■ **PROVIDED TEXT**:
[Start]

2

I was wondering if I can print out a string with Japanese characters. I stopped a mini-project that was, at first, out of my league. But as my skills and curiosity of high-level languages improved, I stumbled across my old project. But even with breaks from coding, I still wondered if it was possible. This isn't my project by any stretch (in fact, if the example given is non-applicable to programming, I'll feel stupid for the mere attempt.)

public static void main(String[] args) {
    // TODO code application logic here
    //Example:
    System.out.println("Input English String Here... ");
    Scanner english = new Scanner(System.in);
    String English = english.next();
    System.out.println("今、漢字に入ります。 ");
    Scanner japanese = new Scanner(System.in);
    String Japanese = japanese.next();
    System.out.println("Did it work...? ");
    System.out.println(English);
    System.out.println(Japanese);
}

run:

Input English String Here...
Good
今、漢字に入ります。
いい
Did it work...? 
Good
??

I expect to see いい on the last line of output.

user2864740
  • 60,010
  • 15
  • 145
  • 220
user130110
  • 55
  • 6
  • Probably a console problem. What are you running it in? The Windows Command Prompt is utterly broken at Unicode for any app (including Java) not exclusively using the Win32-specific APIs. – bobince May 13 '14 at 10:17

3 Answers3

3

The most likely explanation for getting ?? instead of いい is that there is a mismatch between the character encoding that is being delivered by your computer's input system, and the default Java character encoding determined by the JVM.

Assuming that the input is UTF-8 encoded, then a more reliable way to configure the scanner is new Scanner(System.in, "UTF-8").

Also note that it is not necessary to create multiple scanner objects. You can ... and should ... create one and reuse it. It probably will not matter if the input is genuinely interactive, but if there is any possibility that input could be piped to the program, you could find that the first Scanner gobbles up input that should go to the second Scanner.

[End]

■ **EXTRACTED INFORMATION**:
[Start]

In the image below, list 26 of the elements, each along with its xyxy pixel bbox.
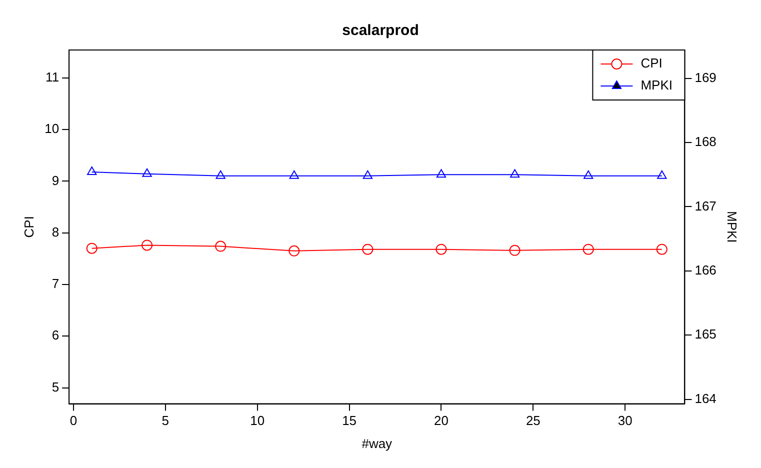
x-tick-label: 25 bbox=[526, 413, 540, 428]
y2-axis-title: MPKI bbox=[724, 211, 740, 243]
y2-tick-label: 164 bbox=[694, 390, 716, 406]
chart-title: scalarprod bbox=[342, 22, 419, 40]
y-tick-label: 5 bbox=[52, 379, 60, 394]
y2-tick-label: 168 bbox=[694, 134, 716, 150]
y2-tick-label: 167 bbox=[694, 198, 716, 214]
y-tick-label: 8 bbox=[52, 224, 60, 240]
y2-tick-label: 165 bbox=[694, 326, 716, 342]
y-tick-label: 6 bbox=[52, 328, 60, 343]
y-tick-label: 11 bbox=[46, 69, 60, 84]
y-axis-title: CPI bbox=[21, 216, 36, 238]
x-tick-label: 5 bbox=[162, 413, 170, 428]
x-tick-label: 15 bbox=[342, 413, 357, 428]
y2-tick-label: 166 bbox=[694, 262, 716, 278]
x-axis-title: #way bbox=[362, 436, 393, 451]
y-tick-label: 7 bbox=[52, 276, 60, 292]
legend-label: MPKI bbox=[640, 78, 673, 93]
x-tick-label: 0 bbox=[70, 413, 78, 428]
y2-tick-label: 169 bbox=[694, 70, 716, 85]
y-tick-label: 9 bbox=[52, 172, 60, 188]
x-tick-label: 30 bbox=[618, 413, 632, 428]
x-tick-label: 10 bbox=[250, 413, 265, 428]
x-tick-label: 20 bbox=[434, 413, 448, 428]
y-tick-label: 10 bbox=[44, 121, 60, 136]
legend-label: CPI bbox=[640, 56, 662, 71]
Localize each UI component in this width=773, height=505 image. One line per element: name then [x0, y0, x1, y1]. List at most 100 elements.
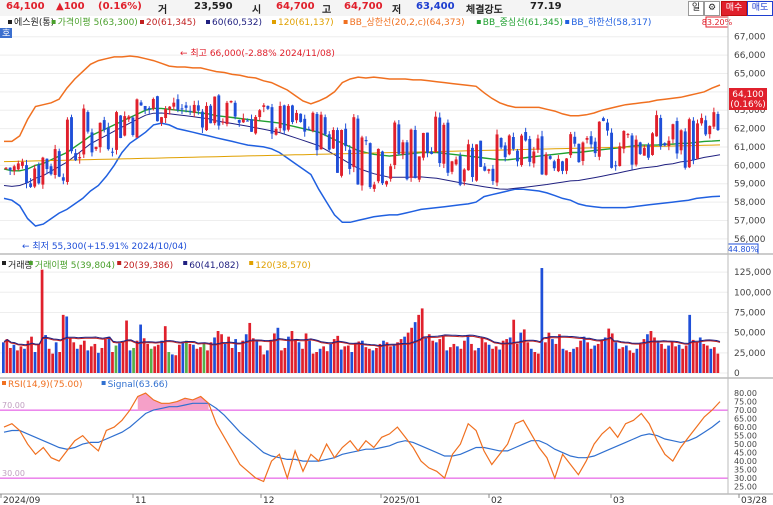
volume-bar: [61, 314, 65, 373]
price-candle: [483, 166, 487, 171]
price-candle: [295, 112, 298, 121]
price-candle: [209, 105, 213, 124]
period-button[interactable]: 일: [688, 1, 704, 16]
volume-bar: [104, 339, 107, 373]
price-candle: [479, 140, 483, 167]
price-candle: [651, 133, 654, 155]
x-axis-label: 11: [135, 496, 146, 505]
volume-legend-item: 120(38,570): [255, 261, 311, 271]
volume-bar: [494, 346, 498, 373]
volume-bar: [336, 335, 340, 373]
volume-bar: [677, 344, 681, 373]
volume-bar: [544, 342, 547, 373]
stock-chart[interactable]: 56,000 57,000 58,000 59,000 60,000 61,000 62,0…: [0, 16, 773, 505]
price-candle: [434, 116, 438, 152]
volume-bar: [37, 343, 40, 373]
rsi-tick-label: 30.00: [734, 474, 757, 483]
volume-bar: [653, 337, 656, 373]
sell-button[interactable]: 매도: [747, 1, 773, 16]
price-candle: [311, 112, 315, 132]
volume-bar: [515, 343, 519, 373]
volume-bar: [308, 340, 311, 373]
volume-bar: [135, 340, 139, 373]
price-candle: [184, 105, 188, 108]
volume-bar: [128, 350, 132, 373]
volume-bar: [649, 331, 653, 373]
price-candle: [327, 134, 331, 150]
volume-bar: [188, 343, 192, 373]
price-candle: [471, 147, 474, 178]
price-candle: [74, 153, 78, 161]
strength-value: 77.19: [530, 1, 562, 12]
price-candle: [168, 106, 172, 110]
volume-bar: [498, 349, 501, 373]
price-candle: [409, 129, 413, 178]
volume-bar: [23, 348, 26, 373]
volume-bar: [656, 340, 660, 373]
gear-icon[interactable]: ⚙: [704, 1, 720, 16]
ho-label: 호: [2, 28, 10, 39]
price-candle: [372, 184, 376, 189]
price-candle: [266, 105, 270, 109]
volume-bar: [596, 343, 600, 373]
volume-bar: [255, 339, 259, 373]
rsi-tick-label: 50.00: [734, 440, 757, 449]
price-candle: [687, 119, 691, 168]
price-candle: [495, 134, 499, 183]
price-legend-item: 120(61,137): [278, 18, 334, 28]
price-candle: [712, 112, 716, 127]
price-candle: [90, 132, 94, 153]
price-candle: [696, 123, 699, 159]
volume-bar: [241, 340, 245, 373]
price-candle: [352, 117, 356, 168]
price-candle: [33, 168, 37, 187]
volume-tick-label: 75,000: [734, 308, 766, 318]
volume-bar: [681, 348, 685, 373]
ho-box: [0, 28, 12, 38]
volume-bar: [632, 352, 635, 373]
volume-legend-swatch: [117, 261, 122, 265]
low-label: 저: [392, 5, 402, 16]
volume-bar: [276, 327, 280, 373]
price-candle: [610, 132, 614, 168]
price-candle: [442, 124, 446, 164]
buy-button[interactable]: 매수: [721, 1, 747, 16]
rsi-legend-swatch: [2, 381, 6, 385]
volume-bar: [262, 354, 266, 373]
price-candle: [127, 116, 131, 120]
price-candle: [511, 136, 515, 149]
volume-bar: [16, 350, 19, 373]
volume-bar: [639, 343, 642, 373]
volume-bar: [58, 352, 62, 373]
volume-bar: [68, 338, 72, 373]
price-legend-swatch: [206, 20, 210, 24]
volume-legend-item: 거래량: [8, 259, 33, 271]
price-candle: [475, 144, 479, 181]
volume-bar: [508, 337, 512, 373]
price-candle: [528, 138, 532, 162]
price-candle: [348, 149, 352, 169]
volume-bar: [5, 339, 9, 373]
volume-bar: [33, 352, 37, 373]
price-candle: [164, 109, 168, 119]
rsi-signal-line: [3, 402, 721, 462]
volume-legend-item: 20(39,386): [123, 261, 173, 271]
open-label: 시: [252, 5, 262, 16]
volume-bar: [185, 340, 188, 373]
price-candle: [319, 114, 323, 150]
volume-bar: [156, 344, 160, 373]
volume-bar: [470, 343, 473, 373]
volume-bar: [339, 349, 343, 373]
volume-bar: [705, 345, 709, 373]
price-tick-label: 67,000: [734, 33, 766, 43]
volume-bar: [192, 344, 195, 373]
volume-bar: [473, 350, 477, 373]
price-candle: [376, 148, 380, 182]
price-legend-swatch: [343, 20, 348, 24]
volume-bar: [392, 344, 396, 373]
volume-bar: [378, 343, 382, 373]
price-candle: [331, 129, 335, 149]
volume-bar: [466, 335, 470, 373]
volume-bar: [487, 344, 491, 373]
x-axis-label: 03: [613, 496, 624, 505]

[End]

■ **GIVEN TASK 1**:
Answer the following questions using the thread on printing Japanese characters in Java.
(a) What does the asker expect to see on the last line of output?
(b) Which console does the comment call utterly broken at Unicode for apps not exclusively using the Win32-specific APIs?
(c) What way of configuring the scanner does the answer give as more reliable when the input is UTF-8 encoded?
■ **GIVEN TASK 2**:
Carry the thread on printing Japanese characters in Java forward from its final sentence.

■ **EXERCISE RESULT 1**:
(a) いい
(b) The Windows Command Prompt.
(c) new Scanner(System.in, "UTF-8")

■ **EXERCISE RESULT 2**:
Stephen C
  • 698,415
  • 94
  • 811
  • 1,216
  • Thank you for your input. To be honest, I don't know why I inserted two Scanners, I don't do that normally. The problem still exist with two question marks. I'm using the IDE "NetBeans 8.0" now. When I started my project months ago, I was using Eclipse Juno. In Eclipse, I used UTF-8. However, it seemed to call different characters like an alpha and lambda (or something like that). – user130110 May 13 '14 at 03:40
2

If you are using eclipse you can change the default character encoding under run->run configurations -> common.

Also it would be better to use Scanner(System.in,StandardCharsets.UTF_8.displayName()) instead of a hard coding a string value.

Here is a link to another topic about the changing the default encoding for net beans: How to change file encoding in NetBeans?

Community
  • 1
  • 1
user3624390
  • 134
  • 10
-1

Support for Japanese in fonts is spotty, and different between AWT and Swing components. Those funny blobs probably mean you are using a font/component combination that doesn't have japanese glyphs.

Another possibility is if you've been manipulating the characters of the string, by passing them through byte arrays or integers, it's easy to accidentally lose high order bits. There are several deprecated APIs because of this hazard.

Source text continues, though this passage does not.